+++ RECORDED INFORMATION +++
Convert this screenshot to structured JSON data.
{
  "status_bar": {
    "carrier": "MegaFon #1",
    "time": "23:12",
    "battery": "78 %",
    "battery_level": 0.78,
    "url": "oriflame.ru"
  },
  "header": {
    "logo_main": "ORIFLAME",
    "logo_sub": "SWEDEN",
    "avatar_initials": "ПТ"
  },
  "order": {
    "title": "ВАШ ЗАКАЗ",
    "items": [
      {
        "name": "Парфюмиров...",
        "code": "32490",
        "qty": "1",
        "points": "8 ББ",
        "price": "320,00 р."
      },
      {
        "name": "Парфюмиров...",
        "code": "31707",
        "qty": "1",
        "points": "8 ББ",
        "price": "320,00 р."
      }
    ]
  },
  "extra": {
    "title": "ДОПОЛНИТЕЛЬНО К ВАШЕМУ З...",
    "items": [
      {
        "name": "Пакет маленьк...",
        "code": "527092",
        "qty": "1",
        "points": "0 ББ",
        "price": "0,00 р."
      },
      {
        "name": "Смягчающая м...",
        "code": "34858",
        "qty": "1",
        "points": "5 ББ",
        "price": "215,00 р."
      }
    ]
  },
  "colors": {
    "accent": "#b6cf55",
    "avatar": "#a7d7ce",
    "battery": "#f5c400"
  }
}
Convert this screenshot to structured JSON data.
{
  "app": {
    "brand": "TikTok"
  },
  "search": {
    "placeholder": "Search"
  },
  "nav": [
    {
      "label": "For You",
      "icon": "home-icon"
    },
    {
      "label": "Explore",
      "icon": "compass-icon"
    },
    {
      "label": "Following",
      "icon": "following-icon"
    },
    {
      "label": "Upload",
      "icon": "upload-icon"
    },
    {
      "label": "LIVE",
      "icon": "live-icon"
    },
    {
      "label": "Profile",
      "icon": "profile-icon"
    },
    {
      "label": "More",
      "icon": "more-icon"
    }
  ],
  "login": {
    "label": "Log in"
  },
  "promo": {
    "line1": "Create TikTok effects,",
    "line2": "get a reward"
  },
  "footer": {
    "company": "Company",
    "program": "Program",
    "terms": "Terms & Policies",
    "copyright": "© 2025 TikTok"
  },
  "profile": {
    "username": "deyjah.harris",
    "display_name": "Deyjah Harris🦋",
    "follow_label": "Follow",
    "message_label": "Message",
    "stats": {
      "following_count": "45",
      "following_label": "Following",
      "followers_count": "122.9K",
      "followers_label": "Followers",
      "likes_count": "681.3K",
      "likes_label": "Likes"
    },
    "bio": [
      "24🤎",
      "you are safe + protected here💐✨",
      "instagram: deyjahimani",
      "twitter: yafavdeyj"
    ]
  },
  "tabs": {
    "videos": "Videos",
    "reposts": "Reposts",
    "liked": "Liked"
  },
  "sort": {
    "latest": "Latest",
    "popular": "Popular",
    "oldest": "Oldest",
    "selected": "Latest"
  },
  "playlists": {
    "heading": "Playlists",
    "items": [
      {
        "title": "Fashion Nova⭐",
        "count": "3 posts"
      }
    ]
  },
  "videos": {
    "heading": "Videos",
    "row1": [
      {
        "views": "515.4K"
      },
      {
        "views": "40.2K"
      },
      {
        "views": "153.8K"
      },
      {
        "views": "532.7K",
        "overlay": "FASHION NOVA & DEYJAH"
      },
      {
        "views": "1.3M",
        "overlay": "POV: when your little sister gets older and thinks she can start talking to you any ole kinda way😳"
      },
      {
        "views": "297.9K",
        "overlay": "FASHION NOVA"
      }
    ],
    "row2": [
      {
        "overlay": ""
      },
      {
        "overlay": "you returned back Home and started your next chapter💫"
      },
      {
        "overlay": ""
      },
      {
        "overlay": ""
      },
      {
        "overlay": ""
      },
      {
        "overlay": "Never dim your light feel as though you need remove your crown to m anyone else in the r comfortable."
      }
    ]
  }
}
+++
Exactly reproduce every line of the data above.

Convert this screenshot to structured JSON data.
{
  "status_bar": {
    "carrier": "MegaFon #1",
    "time": "23:12",
    "battery": "78 %",
    "battery_level": 0.78,
    "url": "oriflame.ru"
  },
  "header": {
    "logo_main": "ORIFLAME",
    "logo_sub": "SWEDEN",
    "avatar_initials": "ПТ"
  },
  "order": {
    "title": "ВАШ ЗАКАЗ",
    "items": [
      {
        "name": "Парфюмиров...",
        "code": "32490",
        "qty": "1",
        "points": "8 ББ",
        "price": "320,00 р."
      },
      {
        "name": "Парфюмиров...",
        "code": "31707",
        "qty": "1",
        "points": "8 ББ",
        "price": "320,00 р."
      }
    ]
  },
  "extra": {
    "title": "ДОПОЛНИТЕЛЬНО К ВАШЕМУ З...",
    "items": [
      {
        "name": "Пакет маленьк...",
        "code": "527092",
        "qty": "1",
        "points": "0 ББ",
        "price": "0,00 р."
      },
      {
        "name": "Смягчающая м...",
        "code": "34858",
        "qty": "1",
        "points": "5 ББ",
        "price": "215,00 р."
      }
    ]
  },
  "colors": {
    "accent": "#b6cf55",
    "avatar": "#a7d7ce",
    "battery": "#f5c400"
  }
}
Convert this screenshot to structured JSON data.
{
  "app": {
    "brand": "TikTok"
  },
  "search": {
    "placeholder": "Search"
  },
  "nav": [
    {
      "label": "For You",
      "icon": "home-icon"
    },
    {
      "label": "Explore",
      "icon": "compass-icon"
    },
    {
      "label": "Following",
      "icon": "following-icon"
    },
    {
      "label": "Upload",
      "icon": "upload-icon"
    },
    {
      "label": "LIVE",
      "icon": "live-icon"
    },
    {
      "label": "Profile",
      "icon": "profile-icon"
    },
    {
      "label": "More",
      "icon": "more-icon"
    }
  ],
  "login": {
    "label": "Log in"
  },
  "promo": {
    "line1": "Create TikTok effects,",
    "line2": "get a reward"
  },
  "footer": {
    "company": "Company",
    "program": "Program",
    "terms": "Terms & Policies",
    "copyright": "© 2025 TikTok"
  },
  "profile": {
    "username": "deyjah.harris",
    "display_name": "Deyjah Harris🦋",
    "follow_label": "Follow",
    "message_label": "Message",
    "stats": {
      "following_count": "45",
      "following_label": "Following",
      "followers_count": "122.9K",
      "followers_label": "Followers",
      "likes_count": "681.3K",
      "likes_label": "Likes"
    },
    "bio": [
      "24🤎",
      "you are safe + protected here💐✨",
      "instagram: deyjahimani",
      "twitter: yafavdeyj"
    ]
  },
  "tabs": {
    "videos": "Videos",
    "reposts": "Reposts",
    "liked": "Liked"
  },
  "sort": {
    "latest": "Latest",
    "popular": "Popular",
    "oldest": "Oldest",
    "selected": "Latest"
  },
  "playlists": {
    "heading": "Playlists",
    "items": [
      {
        "title": "Fashion Nova⭐",
        "count": "3 posts"
      }
    ]
  },
  "videos": {
    "heading": "Videos",
    "row1": [
      {
        "views": "515.4K"
      },
      {
        "views": "40.2K"
      },
      {
        "views": "153.8K"
      },
      {
        "views": "532.7K",
        "overlay": "FASHION NOVA & DEYJAH"
      },
      {
        "views": "1.3M",
        "overlay": "POV: when your little sister gets older and thinks she can start talking to you any ole kinda way😳"
      },
      {
        "views": "297.9K",
        "overlay": "FASHION NOVA"
      }
    ],
    "row2": [
      {
        "overlay": ""
      },
      {
        "overlay": "you returned back Home and started your next chapter💫"
      },
      {
        "overlay": ""
      },
      {
        "overlay": ""
      },
      {
        "overlay": ""
      },
      {
        "overlay": "Never dim your light feel as though you need remove your crown to m anyone else in the r comfortable."
      }
    ]
  }
}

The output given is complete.